(Excerpt from a dataset)
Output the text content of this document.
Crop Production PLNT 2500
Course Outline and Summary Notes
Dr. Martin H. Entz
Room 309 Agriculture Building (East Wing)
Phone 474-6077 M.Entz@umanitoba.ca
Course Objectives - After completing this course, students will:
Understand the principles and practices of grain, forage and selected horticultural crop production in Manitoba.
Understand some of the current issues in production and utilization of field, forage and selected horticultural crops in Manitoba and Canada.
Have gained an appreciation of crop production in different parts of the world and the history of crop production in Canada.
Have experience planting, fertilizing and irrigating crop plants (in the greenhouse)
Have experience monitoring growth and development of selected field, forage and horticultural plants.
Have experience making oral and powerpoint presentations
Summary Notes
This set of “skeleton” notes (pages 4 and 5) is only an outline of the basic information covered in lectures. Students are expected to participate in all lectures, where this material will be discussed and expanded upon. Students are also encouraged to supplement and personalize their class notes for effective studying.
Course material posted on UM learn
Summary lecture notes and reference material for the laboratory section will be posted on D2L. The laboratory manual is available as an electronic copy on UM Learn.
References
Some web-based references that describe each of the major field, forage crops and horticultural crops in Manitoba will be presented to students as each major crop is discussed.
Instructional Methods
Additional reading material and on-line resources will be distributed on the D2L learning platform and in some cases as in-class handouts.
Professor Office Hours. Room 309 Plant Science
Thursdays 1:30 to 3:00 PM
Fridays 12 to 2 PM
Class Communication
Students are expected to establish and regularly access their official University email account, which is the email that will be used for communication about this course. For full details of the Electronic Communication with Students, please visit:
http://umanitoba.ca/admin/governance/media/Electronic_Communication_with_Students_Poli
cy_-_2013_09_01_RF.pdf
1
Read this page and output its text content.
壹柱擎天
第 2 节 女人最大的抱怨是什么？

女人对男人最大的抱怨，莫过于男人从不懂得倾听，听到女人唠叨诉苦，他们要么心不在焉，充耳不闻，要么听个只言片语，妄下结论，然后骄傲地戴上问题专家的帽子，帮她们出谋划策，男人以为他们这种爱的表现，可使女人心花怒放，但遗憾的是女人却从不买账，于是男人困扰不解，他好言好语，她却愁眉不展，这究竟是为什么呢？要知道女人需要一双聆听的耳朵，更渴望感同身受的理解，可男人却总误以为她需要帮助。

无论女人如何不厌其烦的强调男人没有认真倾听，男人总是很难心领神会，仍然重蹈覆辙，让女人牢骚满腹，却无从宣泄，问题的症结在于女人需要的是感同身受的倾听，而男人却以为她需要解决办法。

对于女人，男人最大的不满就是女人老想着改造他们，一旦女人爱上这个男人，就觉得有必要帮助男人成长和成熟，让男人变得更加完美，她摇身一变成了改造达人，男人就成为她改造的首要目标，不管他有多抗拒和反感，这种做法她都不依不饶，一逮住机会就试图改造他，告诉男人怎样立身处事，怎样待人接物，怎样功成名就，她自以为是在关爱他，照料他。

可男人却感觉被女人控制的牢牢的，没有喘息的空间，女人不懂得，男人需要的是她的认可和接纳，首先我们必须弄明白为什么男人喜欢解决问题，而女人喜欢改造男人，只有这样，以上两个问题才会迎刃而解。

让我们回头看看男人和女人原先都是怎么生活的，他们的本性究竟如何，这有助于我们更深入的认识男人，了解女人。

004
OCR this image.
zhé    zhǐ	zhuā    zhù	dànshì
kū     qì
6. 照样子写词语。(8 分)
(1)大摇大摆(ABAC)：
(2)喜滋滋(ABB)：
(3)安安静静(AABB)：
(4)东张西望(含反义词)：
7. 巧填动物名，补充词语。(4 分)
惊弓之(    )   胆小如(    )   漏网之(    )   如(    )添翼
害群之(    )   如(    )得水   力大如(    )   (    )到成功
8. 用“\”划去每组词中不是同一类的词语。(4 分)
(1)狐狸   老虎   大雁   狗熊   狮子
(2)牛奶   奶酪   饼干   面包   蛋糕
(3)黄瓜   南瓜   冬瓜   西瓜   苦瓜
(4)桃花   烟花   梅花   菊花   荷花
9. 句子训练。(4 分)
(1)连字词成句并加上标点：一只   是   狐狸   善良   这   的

§ Do this
Each line from the one containing "OCR this image." through the end of the entries, both included, is to be returned exactly, with no other lines.

§ Final result
OCR this image.
zhé    zhǐ	zhuā    zhù	dànshì
kū     qì
6. 照样子写词语。(8 分)
(1)大摇大摆(ABAC)：
(2)喜滋滋(ABB)：
(3)安安静静(AABB)：
(4)东张西望(含反义词)：
7. 巧填动物名，补充词语。(4 分)
惊弓之(    )   胆小如(    )   漏网之(    )   如(    )添翼
害群之(    )   如(    )得水   力大如(    )   (    )到成功
8. 用“\”划去每组词中不是同一类的词语。(4 分)
(1)狐狸   老虎   大雁   狗熊   狮子
(2)牛奶   奶酪   饼干   面包   蛋糕
(3)黄瓜   南瓜   冬瓜   西瓜   苦瓜
(4)桃花   烟花   梅花   菊花   荷花
9. 句子训练。(4 分)
(1)连字词成句并加上标点：一只   是   狐狸   善良   这   的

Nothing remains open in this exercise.